Collection entries
○ ○ ○
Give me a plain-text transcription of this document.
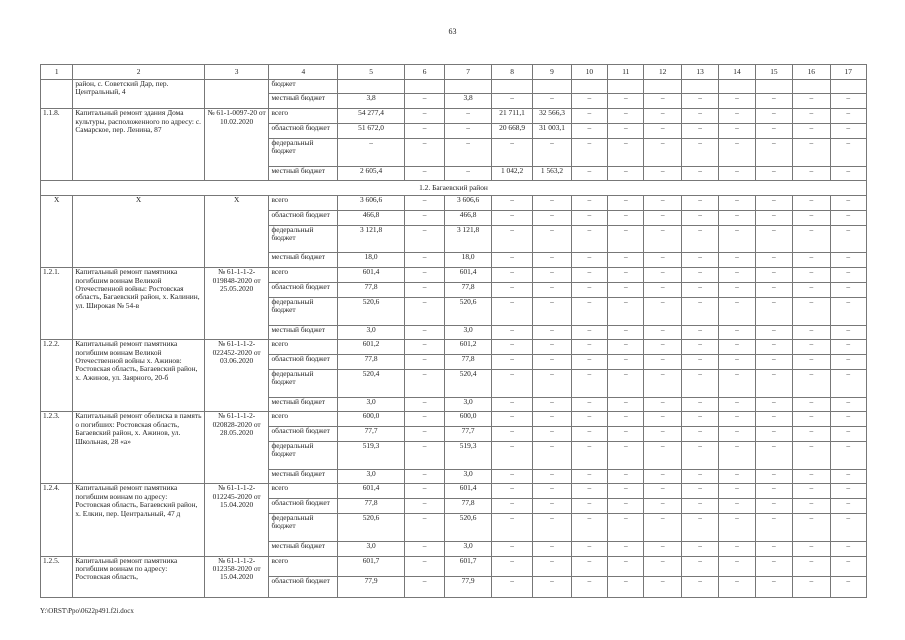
63
1	2	3	4	5	6	7	8	9	10	11	12	13	14	15	16	17
	район, с. Советский Дар, пер. Центральный, 4		бюджет													
			местный бюджет	3,8	–	3,8	–	–	–	–	–	–	–	–	–	–
1.1.8.	Капитальный ремонт здания Дома культуры, расположенного по адресу: с. Самарское, пер. Ленина, 87	№ 61-1-0097-20 от 10.02.2020	всего	54 277,4	–	–	21 711,1	32 566,3	–	–	–	–	–	–	–	–
			областной бюджет	51 672,0	–	–	20 668,9	31 003,1	–	–	–	–	–	–	–	–
			федеральный бюджет	–	–	–	–	–	–	–	–	–	–	–	–	–
			местный бюджет	2 605,4	–	–	1 042,2	1 563,2	–	–	–	–	–	–	–	–
1.2. Багаевский район																
Х	Х	Х	всего	3 606,6	–	3 606,6	–	–	–	–	–	–	–	–	–	–
			областной бюджет	466,8	–	466,8	–	–	–	–	–	–	–	–	–	–
			федеральный бюджет	3 121,8	–	3 121,8	–	–	–	–	–	–	–	–	–	–
			местный бюджет	18,0	–	18,0	–	–	–	–	–	–	–	–	–	–
1.2.1.	Капитальный ремонт памятника погибшим воинам Великой Отечественной войны: Ростовская область, Багаевский район, х. Калинин, ул. Широкая № 54-в	№ 61-1-1-2-019848-2020 от 25.05.2020	всего	601,4	–	601,4	–	–	–	–	–	–	–	–	–	–
			областной бюджет	77,8	–	77,8	–	–	–	–	–	–	–	–	–	–
			федеральный бюджет	520,6	–	520,6	–	–	–	–	–	–	–	–	–	–
			местный бюджет	3,0	–	3,0	–	–	–	–	–	–	–	–	–	–
1.2.2.	Капитальный ремонт памятника погибшим воинам Великой Отечественной войны х. Ажинов: Ростовская область, Багаевский район, х. Ажинов, ул. Заярного, 20-б	№ 61-1-1-2-022452-2020 от 03.06.2020	всего	601,2	–	601,2	–	–	–	–	–	–	–	–	–	–
			областной бюджет	77,8	–	77,8	–	–	–	–	–	–	–	–	–	–
			федеральный бюджет	520,4	–	520,4	–	–	–	–	–	–	–	–	–	–
			местный бюджет	3,0	–	3,0	–	–	–	–	–	–	–	–	–	–
1.2.3.	Капитальный ремонт обелиска в память о погибших: Ростовская область, Багаевский район, х. Ажинов, ул. Школьная, 28 «а»	№ 61-1-1-2-020828-2020 от 28.05.2020	всего	600,0	–	600,0	–	–	–	–	–	–	–	–	–	–
			областной бюджет	77,7	–	77,7	–	–	–	–	–	–	–	–	–	–
			федеральный бюджет	519,3	–	519,3	–	–	–	–	–	–	–	–	–	–
			местный бюджет	3,0	–	3,0	–	–	–	–	–	–	–	–	–	–
1.2.4.	Капитальный ремонт памятника погибшим воинам по адресу: Ростовская область, Багаевский район, х. Елкин, пер. Центральный, 47 д	№ 61-1-1-2-012245-2020 от 15.04.2020	всего	601,4	–	601,4	–	–	–	–	–	–	–	–	–	–
			областной бюджет	77,8	–	77,8	–	–	–	–	–	–	–	–	–	–
			федеральный бюджет	520,6	–	520,6	–	–	–	–	–	–	–	–	–	–
			местный бюджет	3,0	–	3,0	–	–	–	–	–	–	–	–	–	–
1.2.5.	Капитальный ремонт памятника погибшим воинам по адресу: Ростовская область,	№ 61-1-1-2-012358-2020 от 15.04.2020	всего	601,7	–	601,7	–	–	–	–	–	–	–	–	–	–
			областной бюджет	77,9	–	77,9	–	–	–	–	–	–	–	–	–	–
Y:\ORST\Ppo\0622p491.f2i.docx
○ ○ ○
> **WHAT YOU HAVE TO DO**: Read through the entries and copy every line that includes "Великой".

> **EXERCISE ANSWER**:
1.2.1.	Капитальный ремонт памятника погибшим воинам Великой Отечественной войны: Ростовская область, Багаевский район, х. Калинин, ул. Широкая № 54-в	№ 61-1-1-2-019848-2020 от 25.05.2020	всего	601,4	–	601,4	–	–	–	–	–	–	–	–	–	–
1.2.2.	Капитальный ремонт памятника погибшим воинам Великой Отечественной войны х. Ажинов: Ростовская область, Багаевский район, х. Ажинов, ул. Заярного, 20-б	№ 61-1-1-2-022452-2020 от 03.06.2020	всего	601,2	–	601,2	–	–	–	–	–	–	–	–	–	–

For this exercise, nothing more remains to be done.